#### SHORT EXERCISE:
Below are some entries. Output each one exactly as it appears.

#### LISTED RECORDS:
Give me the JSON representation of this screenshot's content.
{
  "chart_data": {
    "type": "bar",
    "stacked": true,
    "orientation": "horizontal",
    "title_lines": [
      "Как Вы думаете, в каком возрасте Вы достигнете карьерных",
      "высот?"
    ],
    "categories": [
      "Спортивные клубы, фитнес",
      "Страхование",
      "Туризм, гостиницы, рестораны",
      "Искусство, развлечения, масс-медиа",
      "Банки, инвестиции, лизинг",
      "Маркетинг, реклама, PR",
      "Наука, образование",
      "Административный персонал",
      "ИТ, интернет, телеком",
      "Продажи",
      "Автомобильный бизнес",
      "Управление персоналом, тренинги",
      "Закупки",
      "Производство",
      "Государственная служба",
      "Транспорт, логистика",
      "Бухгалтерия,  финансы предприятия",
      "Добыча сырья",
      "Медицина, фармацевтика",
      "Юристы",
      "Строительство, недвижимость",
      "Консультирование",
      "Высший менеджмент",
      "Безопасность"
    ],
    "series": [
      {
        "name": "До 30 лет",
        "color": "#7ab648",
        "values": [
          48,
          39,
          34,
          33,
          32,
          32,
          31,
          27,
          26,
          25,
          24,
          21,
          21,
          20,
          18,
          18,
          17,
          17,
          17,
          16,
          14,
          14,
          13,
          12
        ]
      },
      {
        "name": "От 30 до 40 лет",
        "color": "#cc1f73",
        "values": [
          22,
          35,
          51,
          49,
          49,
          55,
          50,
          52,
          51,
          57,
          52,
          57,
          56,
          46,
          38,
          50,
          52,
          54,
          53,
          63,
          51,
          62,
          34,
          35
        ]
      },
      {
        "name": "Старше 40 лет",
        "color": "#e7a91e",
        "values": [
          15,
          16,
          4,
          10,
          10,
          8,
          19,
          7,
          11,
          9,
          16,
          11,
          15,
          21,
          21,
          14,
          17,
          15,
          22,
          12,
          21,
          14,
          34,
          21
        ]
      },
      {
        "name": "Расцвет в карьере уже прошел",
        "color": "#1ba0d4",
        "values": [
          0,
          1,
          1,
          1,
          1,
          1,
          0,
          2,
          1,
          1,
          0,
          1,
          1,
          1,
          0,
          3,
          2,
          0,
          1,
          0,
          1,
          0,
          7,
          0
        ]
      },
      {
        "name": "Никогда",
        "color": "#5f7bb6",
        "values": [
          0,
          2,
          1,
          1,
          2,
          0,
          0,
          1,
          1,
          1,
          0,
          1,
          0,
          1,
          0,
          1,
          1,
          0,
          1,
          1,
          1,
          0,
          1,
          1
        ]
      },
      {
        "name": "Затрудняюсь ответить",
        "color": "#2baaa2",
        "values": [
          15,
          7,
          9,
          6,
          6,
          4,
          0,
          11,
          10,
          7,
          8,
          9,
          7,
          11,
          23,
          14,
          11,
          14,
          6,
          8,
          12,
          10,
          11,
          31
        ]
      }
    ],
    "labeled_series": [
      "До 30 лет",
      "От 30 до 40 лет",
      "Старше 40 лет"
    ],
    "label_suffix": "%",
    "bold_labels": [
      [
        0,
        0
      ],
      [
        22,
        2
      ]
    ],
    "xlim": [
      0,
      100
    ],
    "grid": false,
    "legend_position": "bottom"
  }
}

#### ANSWER TO THIS TASK:
Give me the JSON representation of this screenshot's content.
{
  "chart_data": {
    "type": "bar",
    "stacked": true,
    "orientation": "horizontal",
    "title_lines": [
      "Как Вы думаете, в каком возрасте Вы достигнете карьерных",
      "высот?"
    ],
    "categories": [
      "Спортивные клубы, фитнес",
      "Страхование",
      "Туризм, гостиницы, рестораны",
      "Искусство, развлечения, масс-медиа",
      "Банки, инвестиции, лизинг",
      "Маркетинг, реклама, PR",
      "Наука, образование",
      "Административный персонал",
      "ИТ, интернет, телеком",
      "Продажи",
      "Автомобильный бизнес",
      "Управление персоналом, тренинги",
      "Закупки",
      "Производство",
      "Государственная служба",
      "Транспорт, логистика",
      "Бухгалтерия,  финансы предприятия",
      "Добыча сырья",
      "Медицина, фармацевтика",
      "Юристы",
      "Строительство, недвижимость",
      "Консультирование",
      "Высший менеджмент",
      "Безопасность"
    ],
    "series": [
      {
        "name": "До 30 лет",
        "color": "#7ab648",
        "values": [
          48,
          39,
          34,
          33,
          32,
          32,
          31,
          27,
          26,
          25,
          24,
          21,
          21,
          20,
          18,
          18,
          17,
          17,
          17,
          16,
          14,
          14,
          13,
          12
        ]
      },
      {
        "name": "От 30 до 40 лет",
        "color": "#cc1f73",
        "values": [
          22,
          35,
          51,
          49,
          49,
          55,
          50,
          52,
          51,
          57,
          52,
          57,
          56,
          46,
          38,
          50,
          52,
          54,
          53,
          63,
          51,
          62,
          34,
          35
        ]
      },
      {
        "name": "Старше 40 лет",
        "color": "#e7a91e",
        "values": [
          15,
          16,
          4,
          10,
          10,
          8,
          19,
          7,
          11,
          9,
          16,
          11,
          15,
          21,
          21,
          14,
          17,
          15,
          22,
          12,
          21,
          14,
          34,
          21
        ]
      },
      {
        "name": "Расцвет в карьере уже прошел",
        "color": "#1ba0d4",
        "values": [
          0,
          1,
          1,
          1,
          1,
          1,
          0,
          2,
          1,
          1,
          0,
          1,
          1,
          1,
          0,
          3,
          2,
          0,
          1,
          0,
          1,
          0,
          7,
          0
        ]
      },
      {
        "name": "Никогда",
        "color": "#5f7bb6",
        "values": [
          0,
          2,
          1,
          1,
          2,
          0,
          0,
          1,
          1,
          1,
          0,
          1,
          0,
          1,
          0,
          1,
          1,
          0,
          1,
          1,
          1,
          0,
          1,
          1
        ]
      },
      {
        "name": "Затрудняюсь ответить",
        "color": "#2baaa2",
        "values": [
          15,
          7,
          9,
          6,
          6,
          4,
          0,
          11,
          10,
          7,
          8,
          9,
          7,
          11,
          23,
          14,
          11,
          14,
          6,
          8,
          12,
          10,
          11,
          31
        ]
      }
    ],
    "labeled_series": [
      "До 30 лет",
      "От 30 до 40 лет",
      "Старше 40 лет"
    ],
    "label_suffix": "%",
    "bold_labels": [
      [
        0,
        0
      ],
      [
        22,
        2
      ]
    ],
    "xlim": [
      0,
      100
    ],
    "grid": false,
    "legend_position": "bottom"
  }
}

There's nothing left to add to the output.